→ Instruction 1:
In the baptism passage, condense the paragraph beginning "Thus, baptism is symbolic and not sacramental" into a shorter version that keeps its main facts.
→ Instruction 2:
Reproduce verbatim the portion of the baptism passage starting with "The Baptist Faith" and going on through "life in Christ.".

→ Selection:
The Baptist Faith and Message which guides the Southern Baptist convention is even more explicit about this when it says,
Christian baptism is the immersion of a believer in water. …It is an act of obedience symbolizing the believer's faith in a crucified, buried, and risen Saviour, the believer's death to sin, the burial of the old life, and the resurrection to walk in newness of life in Christ Jesus.
Baptism, an act of full immersion following Christ’s example, is undertaken by those spiritually mature enough to understand its profound, symbolic significance: resurrection to new life in Christ.
The prince of preachers Charles Spurgeon says about baptism,
...It seems to me that baptism is connected with, nay, directly follows belief…Again, baptism is also Faith’s taking her proper place. It is, or should be one of her first acts of obedience. Reason looks at baptism, and says, ‘Perhaps there is nothing in it; it cannot do me any good.’ ‘True,’ says Faith, ‘and therefore will I observe it. If it did me some good my selfishness would make me do it, but inasmuch as to my sense there is no good in it, since I am bidden by my Lord thus to fulfill all righteousness, it is my first public declaration that a thing which looks to be unreasonable and seems to be unprofitable, being commanded by God, is law, is law to me.
William Pinson who runs the website 'Baptist Distinctives' says:
Thus, baptism is symbolic and not sacramental. Baptists believe that the Bible teaches that baptism symbolizes that a person has been saved and is not a means of salvation. Baptism is not a means of channeling saving grace but rather is a way of testifying that saving grace has been experienced. It does not wash away sin but symbolizes the forgiveness of sin through faith in Christ.
Bob Vradenburgh of Friendship Baptist church (and who could not sound more like a typical baptist if he tried) says the following,
Baptism is the only true expression of one's profession of faith in Christ as Savior and Lord that is set forth in the New Testament. It is a true picture of the death, burial, and resurrection of Jesus. When a person is scripturally baptized, he is openly identifying himself with Christ, acknowledging that he has both died and is raised again. He has died to self, to sin, and to false religion, and he has been resurrected spiritually…
In the early days of Christianity, the sign or badge of being a follower of Christ was baptism. Christians were hated and persecuted. A man might profess Christ as much as he liked, but until he submitted to baptism he was not willing to be "branded for Christ". He wore no badge that identified him with the despised Nazarene in the eyes of the world.

→ Record set:
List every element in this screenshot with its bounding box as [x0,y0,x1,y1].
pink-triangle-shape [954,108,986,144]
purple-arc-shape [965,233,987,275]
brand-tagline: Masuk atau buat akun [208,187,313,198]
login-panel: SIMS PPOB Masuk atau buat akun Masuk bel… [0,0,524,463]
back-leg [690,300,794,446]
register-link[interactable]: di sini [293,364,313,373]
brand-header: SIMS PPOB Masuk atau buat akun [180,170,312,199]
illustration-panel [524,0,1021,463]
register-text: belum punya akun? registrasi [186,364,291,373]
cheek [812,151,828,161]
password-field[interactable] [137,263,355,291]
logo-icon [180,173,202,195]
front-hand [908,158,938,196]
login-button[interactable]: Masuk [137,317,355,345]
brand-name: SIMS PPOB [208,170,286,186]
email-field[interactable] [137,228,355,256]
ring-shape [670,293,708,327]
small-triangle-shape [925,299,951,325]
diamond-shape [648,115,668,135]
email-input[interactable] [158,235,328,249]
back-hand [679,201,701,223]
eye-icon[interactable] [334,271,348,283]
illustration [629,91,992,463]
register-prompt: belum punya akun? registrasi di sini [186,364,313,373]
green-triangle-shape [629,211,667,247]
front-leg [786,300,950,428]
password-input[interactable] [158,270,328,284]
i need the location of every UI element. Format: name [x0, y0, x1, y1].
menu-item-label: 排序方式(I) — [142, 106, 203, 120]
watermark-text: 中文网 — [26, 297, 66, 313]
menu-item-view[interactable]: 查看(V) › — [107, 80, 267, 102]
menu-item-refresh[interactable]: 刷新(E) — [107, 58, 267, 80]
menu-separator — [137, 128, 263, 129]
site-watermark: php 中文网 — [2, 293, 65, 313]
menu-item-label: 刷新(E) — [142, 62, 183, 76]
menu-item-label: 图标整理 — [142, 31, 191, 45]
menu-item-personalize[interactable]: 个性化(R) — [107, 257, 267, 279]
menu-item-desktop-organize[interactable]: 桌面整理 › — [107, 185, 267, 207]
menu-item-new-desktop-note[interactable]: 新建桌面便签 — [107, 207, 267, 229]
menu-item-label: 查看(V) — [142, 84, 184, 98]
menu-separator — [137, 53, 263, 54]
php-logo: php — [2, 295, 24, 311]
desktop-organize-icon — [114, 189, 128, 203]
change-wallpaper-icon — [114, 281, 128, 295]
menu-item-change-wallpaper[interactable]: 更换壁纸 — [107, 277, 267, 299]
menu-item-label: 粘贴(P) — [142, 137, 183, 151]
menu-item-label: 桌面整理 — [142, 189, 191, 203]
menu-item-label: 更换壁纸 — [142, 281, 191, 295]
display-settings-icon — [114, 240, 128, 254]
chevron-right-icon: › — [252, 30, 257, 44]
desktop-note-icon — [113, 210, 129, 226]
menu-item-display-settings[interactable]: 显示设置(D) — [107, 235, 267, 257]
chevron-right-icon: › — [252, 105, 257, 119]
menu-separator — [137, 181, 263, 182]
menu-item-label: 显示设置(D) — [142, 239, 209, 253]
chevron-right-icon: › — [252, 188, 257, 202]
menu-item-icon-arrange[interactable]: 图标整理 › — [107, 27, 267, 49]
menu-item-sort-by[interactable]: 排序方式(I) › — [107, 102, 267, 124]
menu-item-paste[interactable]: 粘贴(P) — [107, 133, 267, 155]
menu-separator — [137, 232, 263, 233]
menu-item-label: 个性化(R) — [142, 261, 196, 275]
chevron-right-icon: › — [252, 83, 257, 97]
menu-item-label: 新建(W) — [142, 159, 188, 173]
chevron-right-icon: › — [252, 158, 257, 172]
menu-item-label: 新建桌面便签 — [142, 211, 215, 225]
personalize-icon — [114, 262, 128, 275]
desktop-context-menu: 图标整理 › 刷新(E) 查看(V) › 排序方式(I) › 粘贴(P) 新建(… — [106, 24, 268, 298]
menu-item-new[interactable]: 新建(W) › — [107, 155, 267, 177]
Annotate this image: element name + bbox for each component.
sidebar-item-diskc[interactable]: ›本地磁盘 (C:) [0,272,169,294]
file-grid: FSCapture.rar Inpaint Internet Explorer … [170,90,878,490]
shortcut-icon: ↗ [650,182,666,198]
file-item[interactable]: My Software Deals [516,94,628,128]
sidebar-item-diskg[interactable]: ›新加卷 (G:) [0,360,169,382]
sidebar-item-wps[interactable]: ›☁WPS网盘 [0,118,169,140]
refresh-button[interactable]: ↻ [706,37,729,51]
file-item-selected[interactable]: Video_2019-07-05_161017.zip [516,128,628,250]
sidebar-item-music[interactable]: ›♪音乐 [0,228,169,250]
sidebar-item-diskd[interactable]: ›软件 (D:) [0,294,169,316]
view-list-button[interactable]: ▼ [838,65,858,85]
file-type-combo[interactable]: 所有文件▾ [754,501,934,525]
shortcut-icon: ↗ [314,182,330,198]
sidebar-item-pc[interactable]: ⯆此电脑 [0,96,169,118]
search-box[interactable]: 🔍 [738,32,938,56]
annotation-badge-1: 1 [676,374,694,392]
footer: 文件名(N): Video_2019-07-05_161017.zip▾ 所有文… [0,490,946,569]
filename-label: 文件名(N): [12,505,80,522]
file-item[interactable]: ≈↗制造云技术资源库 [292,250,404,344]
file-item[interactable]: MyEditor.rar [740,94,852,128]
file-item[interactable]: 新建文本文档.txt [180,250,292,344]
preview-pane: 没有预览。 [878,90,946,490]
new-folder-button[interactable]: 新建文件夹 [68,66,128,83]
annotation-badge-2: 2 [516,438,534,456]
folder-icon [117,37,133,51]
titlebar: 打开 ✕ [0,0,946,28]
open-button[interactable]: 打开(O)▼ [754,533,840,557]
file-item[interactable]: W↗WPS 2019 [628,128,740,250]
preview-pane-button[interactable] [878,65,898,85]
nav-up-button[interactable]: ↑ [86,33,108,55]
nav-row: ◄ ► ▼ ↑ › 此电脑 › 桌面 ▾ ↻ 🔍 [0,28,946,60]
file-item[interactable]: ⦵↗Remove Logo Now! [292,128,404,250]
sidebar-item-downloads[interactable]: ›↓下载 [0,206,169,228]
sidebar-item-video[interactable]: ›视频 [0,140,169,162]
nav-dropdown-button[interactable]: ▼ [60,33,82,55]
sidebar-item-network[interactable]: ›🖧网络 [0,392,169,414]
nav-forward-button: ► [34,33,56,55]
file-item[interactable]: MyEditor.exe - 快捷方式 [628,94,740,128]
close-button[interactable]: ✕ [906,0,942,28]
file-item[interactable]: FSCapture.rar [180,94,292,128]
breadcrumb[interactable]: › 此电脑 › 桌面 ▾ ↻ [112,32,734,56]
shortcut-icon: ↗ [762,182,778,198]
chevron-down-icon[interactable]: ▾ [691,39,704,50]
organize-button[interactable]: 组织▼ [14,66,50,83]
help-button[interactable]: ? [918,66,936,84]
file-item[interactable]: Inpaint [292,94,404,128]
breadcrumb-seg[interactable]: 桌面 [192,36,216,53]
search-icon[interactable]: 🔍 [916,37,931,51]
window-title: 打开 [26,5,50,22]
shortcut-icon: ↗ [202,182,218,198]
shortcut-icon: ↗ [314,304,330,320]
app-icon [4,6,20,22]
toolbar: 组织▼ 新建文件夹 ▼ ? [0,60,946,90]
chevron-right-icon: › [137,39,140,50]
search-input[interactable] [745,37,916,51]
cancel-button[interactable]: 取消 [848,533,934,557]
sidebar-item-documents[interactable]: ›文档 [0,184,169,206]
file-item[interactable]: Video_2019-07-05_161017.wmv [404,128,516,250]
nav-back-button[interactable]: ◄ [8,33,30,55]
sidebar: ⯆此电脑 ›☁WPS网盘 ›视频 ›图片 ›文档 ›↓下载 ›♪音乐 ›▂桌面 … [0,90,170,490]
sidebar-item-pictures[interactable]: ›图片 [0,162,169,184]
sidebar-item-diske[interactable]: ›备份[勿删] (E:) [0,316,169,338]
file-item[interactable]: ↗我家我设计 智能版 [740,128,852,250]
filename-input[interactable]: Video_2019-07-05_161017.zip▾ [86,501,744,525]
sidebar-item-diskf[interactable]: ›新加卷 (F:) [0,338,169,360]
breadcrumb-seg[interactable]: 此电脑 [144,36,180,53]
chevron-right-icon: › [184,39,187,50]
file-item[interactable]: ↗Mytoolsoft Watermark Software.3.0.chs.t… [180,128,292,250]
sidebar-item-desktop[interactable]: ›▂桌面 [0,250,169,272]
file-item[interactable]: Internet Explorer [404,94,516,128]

→ Full output 1:
Baptists hold that baptism is symbolic rather than sacramental: they believe the Bible teaches that it signifies a person has already been saved and is not a means of salvation. It testifies to saving grace already experienced instead of channeling that grace, and it symbolizes the forgiveness of sin through faith in Christ rather than washing sin away.

→ Full output 2:
The Baptist Faith and Message which guides the Southern Baptist convention is even more explicit about this when it says,
Christian baptism is the immersion of a believer in water. …It is an act of obedience symbolizing the believer's faith in a crucified, buried, and risen Saviour, the believer's death to sin, the burial of the old life, and the resurrection to walk in newness of life in Christ Jesus.
Baptism, an act of full immersion following Christ’s example, is undertaken by those spiritually mature enough to understand its profound, symbolic significance: resurrection to new life in Christ.